- [INSTRUCTIONS TO FOLLOW]
Lines that include the word "rodziców" are the ones to copy.

- [EXERCISE INPUT]

★ ★ ★ ★

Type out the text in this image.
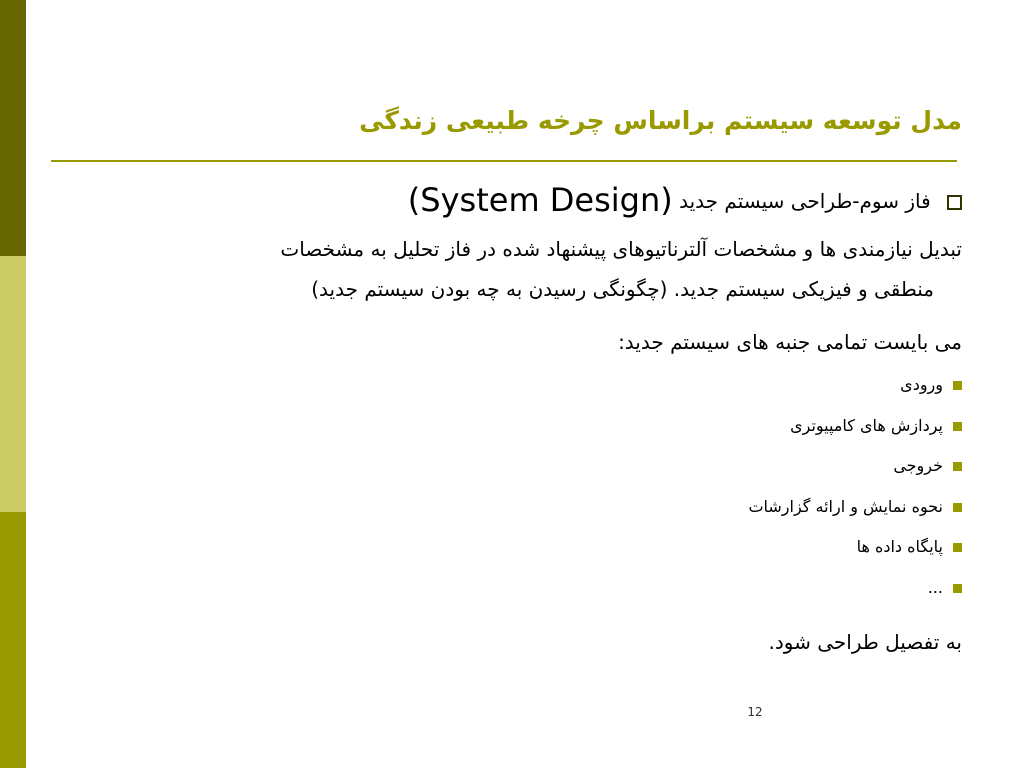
مدل توسعه سیستم براساس چرخه طبیعی زندگی
فاز سوم-طراحی سیستم جدید (System Design)
تبدیل نیازمندی ها و مشخصات آلترناتیوهای پیشنهاد شده در فاز تحلیل به مشخصات
منطقی و فیزیکی سیستم جدید. (چگونگی رسیدن به چه بودن سیستم جدید)
می بایست تمامی جنبه های سیستم جدید:
ورودی
پردازش های کامپیوتری
خروجی
نحوه نمایش و ارائه گزارشات
پایگاه داده ها
...
به تفصیل طراحی شود.
12
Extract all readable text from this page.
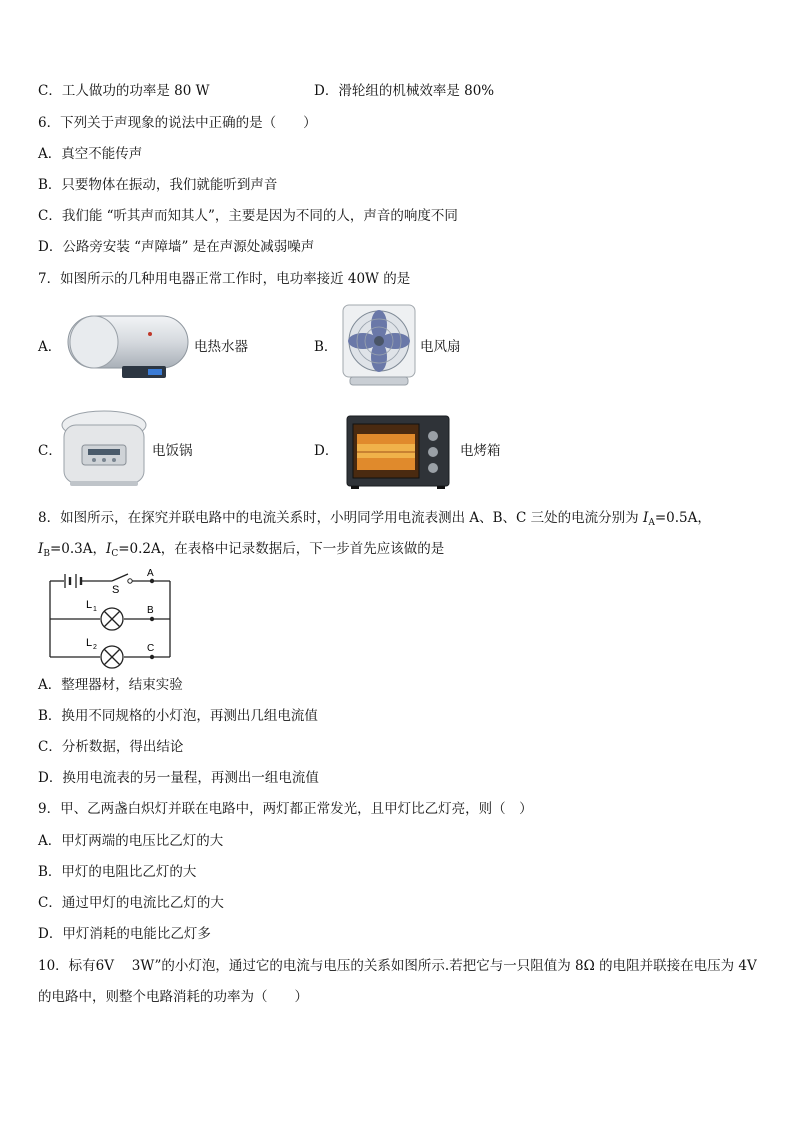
C．工人做功的功率是 80 W	D．滑轮组的机械效率是 80%
6．下列关于声现象的说法中正确的是（　　）
A．真空不能传声
B．只要物体在振动，我们就能听到声音
C．我们能 “听其声而知其人”，主要是因为不同的人，声音的响度不同
D．公路旁安装 “声障墙” 是在声源处减弱噪声
7．如图所示的几种用电器正常工作时，电功率接近 40W 的是
A．	电热水器	B．	电风扇
C．	电饭锅	D．	电烤箱
8．如图所示，在探究并联电路中的电流关系时，小明同学用电流表测出 A、B、C 三处的电流分别为 $I_A=0.5A$，
$I_B=0.3A$，$I_C=0.2A$，在表格中记录数据后，下一步首先应该做的是
S
A
B
C
L 1
L 2
A．整理器材，结束实验
B．换用不同规格的小灯泡，再测出几组电流值
C．分析数据，得出结论
D．换用电流表的另一量程，再测出一组电流值
9．甲、乙两盏白炽灯并联在电路中，两灯都正常发光，且甲灯比乙灯亮，则（　）
A．甲灯两端的电压比乙灯的大
B．甲灯的电阻比乙灯的大
C．通过甲灯的电流比乙灯的大
D．甲灯消耗的电能比乙灯多
10．标有6V　 3W”的小灯泡，通过它的电流与电压的关系如图所示.若把它与一只阻值为 8Ω 的电阻并联接在电压为 4V
的电路中，则整个电路消耗的功率为（　　）
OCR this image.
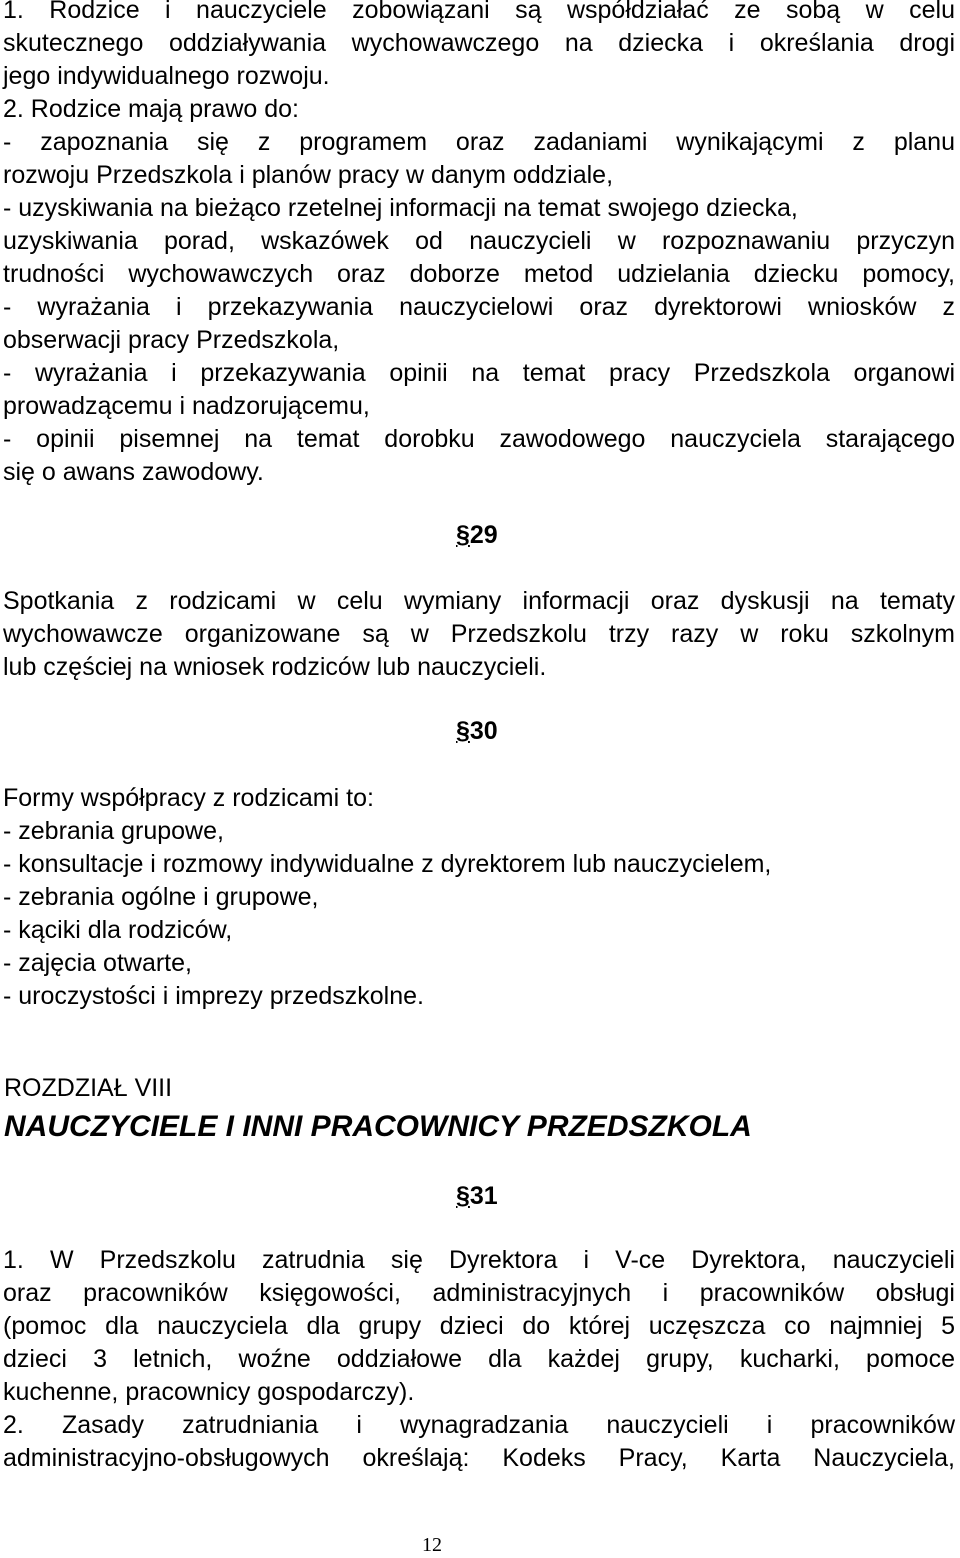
1. Rodzice i nauczyciele zobowiązani są współdziałać ze sobą w celu
skutecznego oddziaływania wychowawczego na dziecka i określania drogi
jego indywidualnego rozwoju.
2. Rodzice mają prawo do:
- zapoznania się z programem oraz zadaniami wynikającymi z planu
rozwoju Przedszkola i planów pracy w danym oddziale,
- uzyskiwania na bieżąco rzetelnej informacji na temat swojego dziecka,
uzyskiwania porad, wskazówek od nauczycieli w rozpoznawaniu przyczyn
trudności wychowawczych oraz doborze metod udzielania dziecku pomocy,
- wyrażania i przekazywania nauczycielowi oraz dyrektorowi wniosków z
obserwacji pracy Przedszkola,
- wyrażania i przekazywania opinii na temat pracy Przedszkola organowi
prowadzącemu i nadzorującemu,
- opinii pisemnej na temat dorobku zawodowego nauczyciela starającego
się o awans zawodowy.
§29
Spotkania z rodzicami w celu wymiany informacji oraz dyskusji na tematy
wychowawcze organizowane są w Przedszkolu trzy razy w roku szkolnym
lub częściej na wniosek rodziców lub nauczycieli.
§30
Formy współpracy z rodzicami to:
- zebrania grupowe,
- konsultacje i rozmowy indywidualne z dyrektorem lub nauczycielem,
- zebrania ogólne i grupowe,
- kąciki dla rodziców,
- zajęcia otwarte,
- uroczystości i imprezy przedszkolne.
ROZDZIAŁ VIII
NAUCZYCIELE I INNI PRACOWNICY PRZEDSZKOLA
§31
1. W Przedszkolu zatrudnia się Dyrektora i V-ce Dyrektora, nauczycieli
oraz pracowników księgowości, administracyjnych i pracowników obsługi
(pomoc dla nauczyciela dla grupy dzieci do której uczęszcza co najmniej 5
dzieci 3 letnich, woźne oddziałowe dla każdej grupy, kucharki, pomoce
kuchenne, pracownicy gospodarczy).
2. Zasady zatrudniania i wynagradzania nauczycieli i pracowników
administracyjno-obsługowych określają: Kodeks Pracy, Karta Nauczyciela,
12
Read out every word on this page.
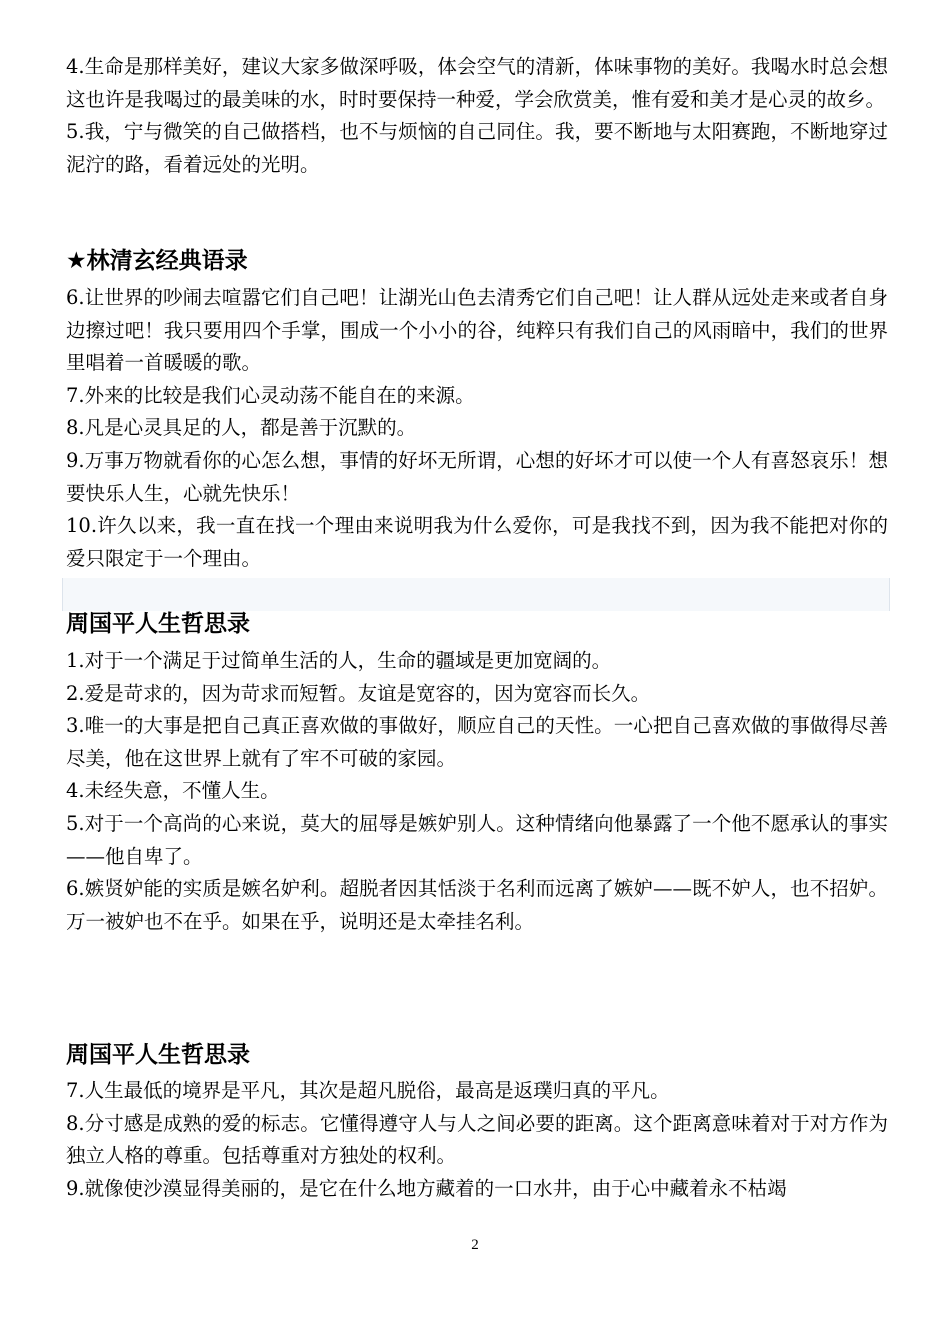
4.生命是那样美好，建议大家多做深呼吸，体会空气的清新，体味事物的美好。我喝水时总会想这也许是我喝过的最美味的水，时时要保持一种爱，学会欣赏美，惟有爱和美才是心灵的故乡。

5.我，宁与微笑的自己做搭档，也不与烦恼的自己同住。我，要不断地与太阳赛跑，不断地穿过泥泞的路，看着远处的光明。

★林清玄经典语录

6.让世界的吵闹去喧嚣它们自己吧！让湖光山色去清秀它们自己吧！让人群从远处走来或者自身边擦过吧！我只要用四个手掌，围成一个小小的谷，纯粹只有我们自己的风雨暗中，我们的世界里唱着一首暖暖的歌。

7.外来的比较是我们心灵动荡不能自在的来源。

8.凡是心灵具足的人，都是善于沉默的。

9.万事万物就看你的心怎么想，事情的好坏无所谓，心想的好坏才可以使一个人有喜怒哀乐！想要快乐人生，心就先快乐！

10.许久以来，我一直在找一个理由来说明我为什么爱你，可是我找不到，因为我不能把对你的爱只限定于一个理由。

周国平人生哲思录

1.对于一个满足于过简单生活的人，生命的疆域是更加宽阔的。

2.爱是苛求的，因为苛求而短暂。友谊是宽容的，因为宽容而长久。

3.唯一的大事是把自己真正喜欢做的事做好，顺应自己的天性。一心把自己喜欢做的事做得尽善尽美，他在这世界上就有了牢不可破的家园。

4.未经失意，不懂人生。

5.对于一个高尚的心来说，莫大的屈辱是嫉妒别人。这种情绪向他暴露了一个他不愿承认的事实——他自卑了。

6.嫉贤妒能的实质是嫉名妒利。超脱者因其恬淡于名利而远离了嫉妒——既不妒人，也不招妒。万一被妒也不在乎。如果在乎，说明还是太牵挂名利。

周国平人生哲思录

7.人生最低的境界是平凡，其次是超凡脱俗，最高是返璞归真的平凡。

8.分寸感是成熟的爱的标志。它懂得遵守人与人之间必要的距离。这个距离意味着对于对方作为独立人格的尊重。包括尊重对方独处的权利。

9.就像使沙漠显得美丽的，是它在什么地方藏着的一口水井，由于心中藏着永不枯竭

2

★ ★ ★ ★

- [RESPONSE]
lub częściej na wniosek rodziców lub nauczycieli.
- kąciki dla rodziców,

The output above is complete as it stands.